:: EXERCISE ::
Search the entries for the word "Length" and pull out each line that has it.

--

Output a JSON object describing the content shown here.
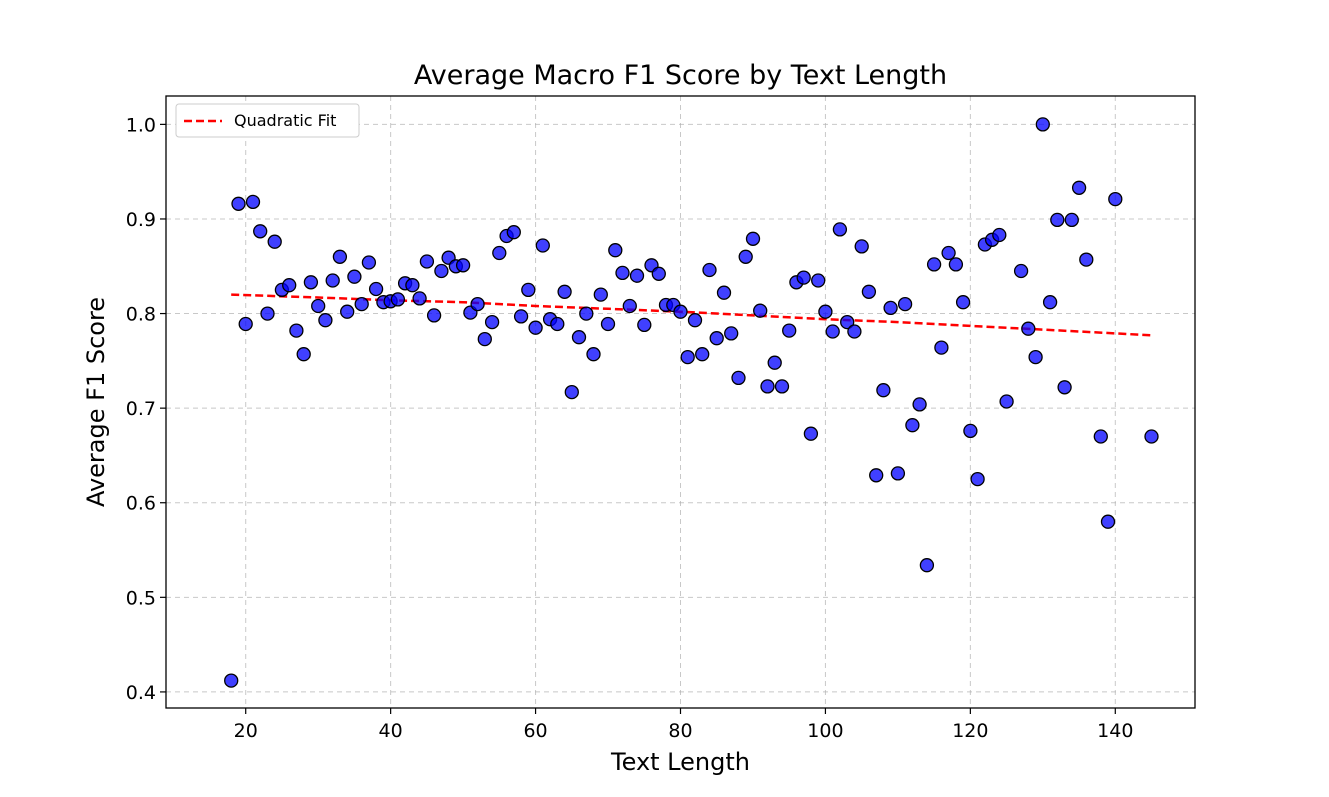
{
  "chart_data": {
    "type": "scatter",
    "title": "Average Macro F1 Score by Text Length",
    "xlabel": "Text Length",
    "ylabel": "Average F1 Score",
    "xlim": [
      9,
      151
    ],
    "ylim": [
      0.383,
      1.03
    ],
    "xticks": [
      20,
      40,
      60,
      80,
      100,
      120,
      140
    ],
    "yticks": [
      0.4,
      0.5,
      0.6,
      0.7,
      0.8,
      0.9,
      1.0
    ],
    "yticklabels": [
      "0.4",
      "0.5",
      "0.6",
      "0.7",
      "0.8",
      "0.9",
      "1.0"
    ],
    "grid": true,
    "legend_position": "top-left",
    "colors": {
      "points": "#0000ff",
      "point_edge": "#000000",
      "fit": "#ff0000"
    },
    "series": [
      {
        "x": [
          18,
          19,
          20,
          21,
          22,
          23,
          24,
          25,
          26,
          27,
          28,
          29,
          30,
          31,
          32,
          33,
          34,
          35,
          36,
          37,
          38,
          39,
          40,
          41,
          42,
          43,
          44,
          45,
          46,
          47,
          48,
          49,
          50,
          51,
          52,
          53,
          54,
          55,
          56,
          57,
          58,
          59,
          60,
          61,
          62,
          63,
          64,
          65,
          66,
          67,
          68,
          69,
          70,
          71,
          72,
          73,
          74,
          75,
          76,
          77,
          78,
          79,
          80,
          81,
          82,
          83,
          84,
          85,
          86,
          87,
          88,
          89,
          90,
          91,
          92,
          93,
          94,
          95,
          96,
          97,
          98,
          99,
          100,
          101,
          102,
          103,
          104,
          105,
          106,
          107,
          108,
          109,
          110,
          111,
          112,
          113,
          114,
          115,
          116,
          117,
          118,
          119,
          120,
          121,
          122,
          123,
          124,
          125,
          127,
          128,
          129,
          130,
          131,
          132,
          133,
          134,
          135,
          136,
          138,
          139,
          140,
          145
        ],
        "y": [
          0.412,
          0.916,
          0.789,
          0.918,
          0.887,
          0.8,
          0.876,
          0.825,
          0.83,
          0.782,
          0.757,
          0.833,
          0.808,
          0.793,
          0.835,
          0.86,
          0.802,
          0.839,
          0.81,
          0.854,
          0.826,
          0.812,
          0.813,
          0.815,
          0.832,
          0.83,
          0.816,
          0.855,
          0.798,
          0.845,
          0.859,
          0.85,
          0.851,
          0.801,
          0.81,
          0.773,
          0.791,
          0.864,
          0.882,
          0.886,
          0.797,
          0.825,
          0.785,
          0.872,
          0.794,
          0.789,
          0.823,
          0.717,
          0.775,
          0.8,
          0.757,
          0.82,
          0.789,
          0.867,
          0.843,
          0.808,
          0.84,
          0.788,
          0.851,
          0.842,
          0.809,
          0.809,
          0.802,
          0.754,
          0.793,
          0.757,
          0.846,
          0.774,
          0.822,
          0.779,
          0.732,
          0.86,
          0.879,
          0.803,
          0.723,
          0.748,
          0.723,
          0.782,
          0.833,
          0.838,
          0.673,
          0.835,
          0.802,
          0.781,
          0.889,
          0.791,
          0.781,
          0.871,
          0.823,
          0.629,
          0.719,
          0.806,
          0.631,
          0.81,
          0.682,
          0.704,
          0.534,
          0.852,
          0.764,
          0.864,
          0.852,
          0.812,
          0.676,
          0.625,
          0.873,
          0.878,
          0.883,
          0.707,
          0.845,
          0.784,
          0.754,
          1.0,
          0.812,
          0.899,
          0.722,
          0.899,
          0.933,
          0.857,
          0.67,
          0.58,
          0.921,
          0.67
        ]
      },
      {
        "name": "Quadratic Fit",
        "x": [
          18,
          30,
          40,
          50,
          60,
          70,
          80,
          90,
          100,
          110,
          120,
          130,
          140,
          145
        ],
        "y": [
          0.82,
          0.817,
          0.814,
          0.812,
          0.808,
          0.805,
          0.802,
          0.798,
          0.794,
          0.791,
          0.787,
          0.783,
          0.779,
          0.777
        ]
      }
    ]
  }
}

--

:: FULL RESPONSE ::
    "title": "Average Macro F1 Score by Text Length",
    "xlabel": "Text Length",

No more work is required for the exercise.